Commentary by Ann Woolner

Feb. 29 (Bloomberg) -- To whomever wonders why Americans lose faith in the U.S. legal system, I offer this exhibit: Exxon v. Baker.

It has been almost 19 years since the Exxon Valdez supertanker ran aground, spilled 11 million gallons of crude oil and wreaked devastation on Alaska's pristine waters, rugged coastline, fishing industry and abundant wildlife.

More than 13 years have slid by since a jury mostly blamed the company's recklessness and said Exxon Mobil Corp. should pay $5 billion to Alaskans as punishment.

Since then, the case has bounced around the system until a court of appeals ordered the award sliced in half. Still, the company balked at paying the seemingly final sum, $2.5 billion, and kept appealing.

This week the U.S. Supreme Court entertained arguments that Exxon should pay far less -- or nothing at all.

Lawyers for death row inmates should study at the feet of those who have managed to put off Exxon's day of reckoning.

George H.W. Bush had been president not yet three months when the supertanker's spill fouled 1,300 miles of shoreline and killed hundreds of thousands of sea birds, otters and seals.

Mikhail Gorbachev hadn't yet become president of the still intact Soviet Union. Apartheid was the law in South Africa. The Berlin Wall divided east from west.

While history marched forward, Exxon kept this matter from moving, unless you count backwards.

Normal Rules

Normal rules haven't applied to this case. The company gets to argue a defense it conjured up more than a year after it lost at trial, a delay that should have shut the argument down immediately.

Plus, Exxon is still trying to squirm out from under the jury's 1994 finding that it should be punished.

Exxon says the company can't be held responsible for the actions of a mere tanker captain -- though the company previously acknowledged Captain Joseph Hazelwood was a manager who headed up a unit worth hundreds of millions of dollars, the Exxon Valdez.

If you think that still puts him too far down the chain to make the company responsible for his actions, you could still find Exxon liable for putting Hazelwood, a relapsed alcoholic known to drink on the job, in charge of a supertanker.

``We showed 33 instances in the record of Exxon employees drinking with Hazelwood or learning that he drank,'' Stanford University law professor Jeffrey Fisher argued to the court this week on behalf of the Alaskans who sued.

Drinking Reports

``Up and down the corporation,'' he said, ``for three years, upper management was receiving reports that this man was drinking aboard the vessel.''

There were reports he was acting erratically, speaking abusively, falling asleep during his performance review.

No less an executive than the president of Exxon Shipping Co. unit had been told of Hazelwood's drinking, according to evidence at trial.

Of course, the company did have a policy against pilots drinking before or after boarding.

Material provided:
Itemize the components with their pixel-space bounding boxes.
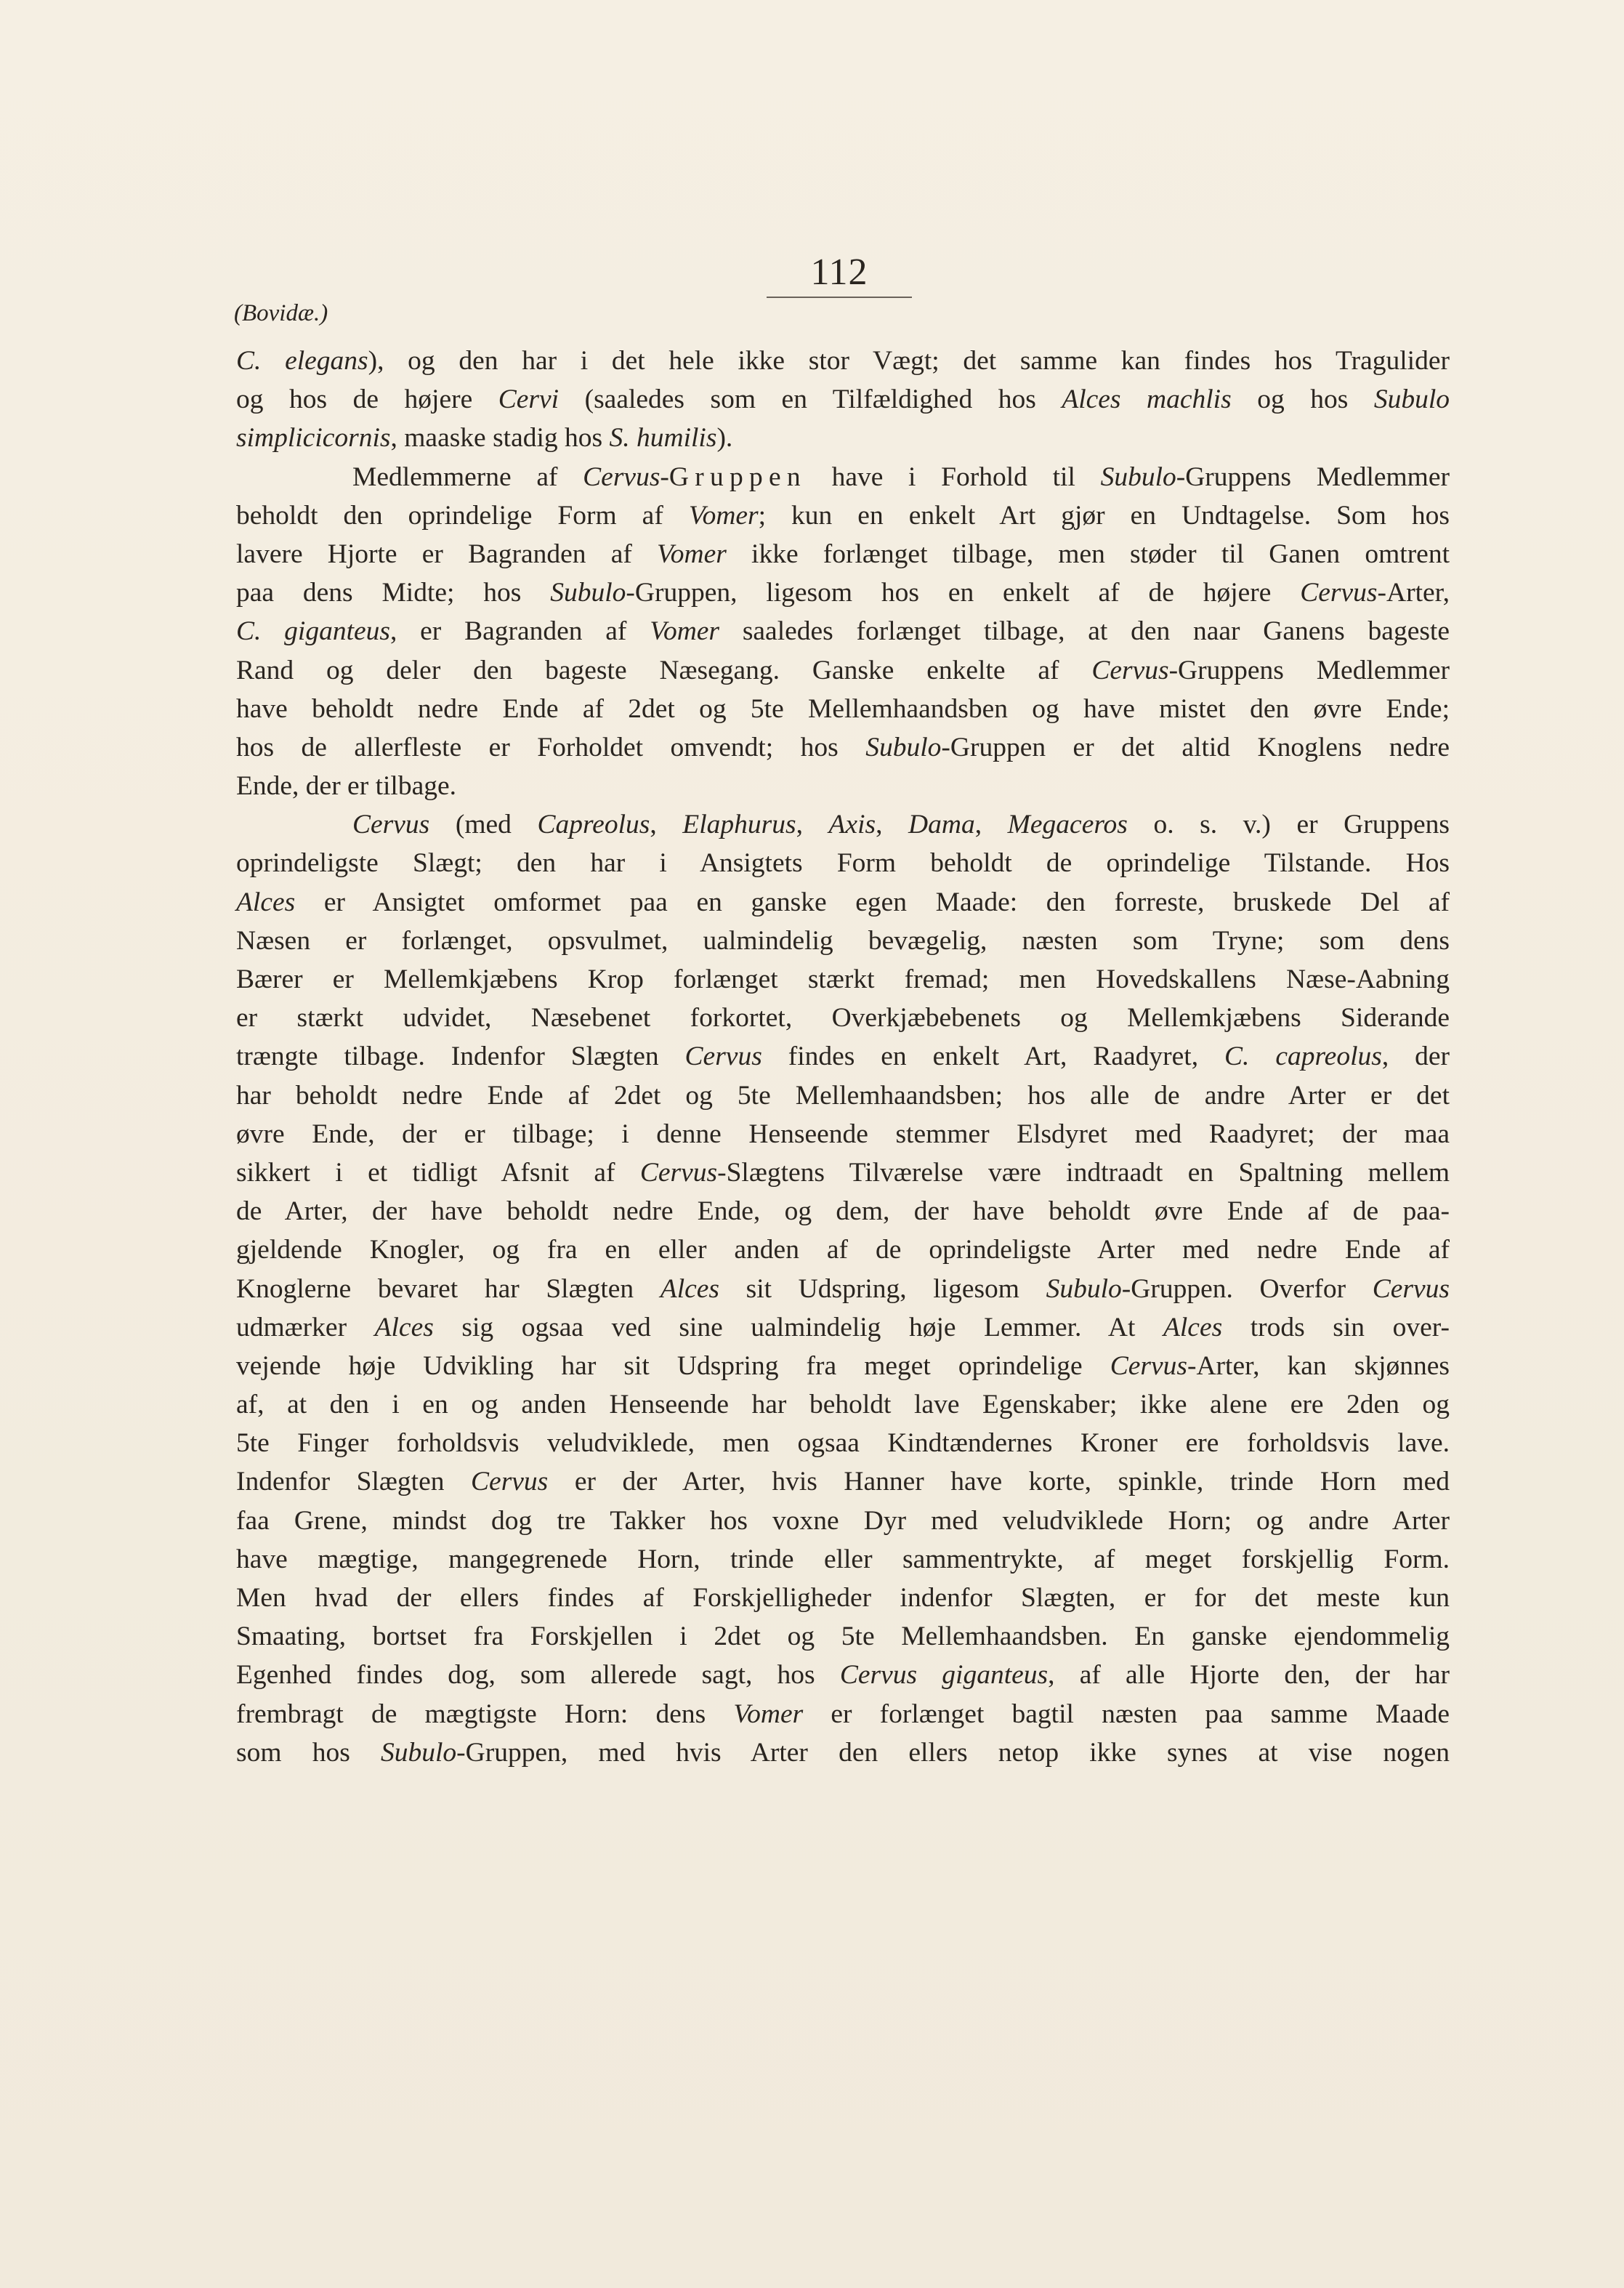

Set task 1: According to the commentary, how many miles of shoreline did the Exxon Valdez spill foul?
Set task 2: Rewrite the part of the commentary between "It has been" and "and abundant wildlife.", inclusive, with "pristine" changed to "untouched".

Exercise solution 1: 1,300 miles

Exercise solution 2:
It has been almost 19 years since the Exxon Valdez supertanker ran aground, spilled 11 million gallons of crude oil and wreaked devastation on Alaska's untouched waters, rugged coastline, fishing industry and abundant wildlife.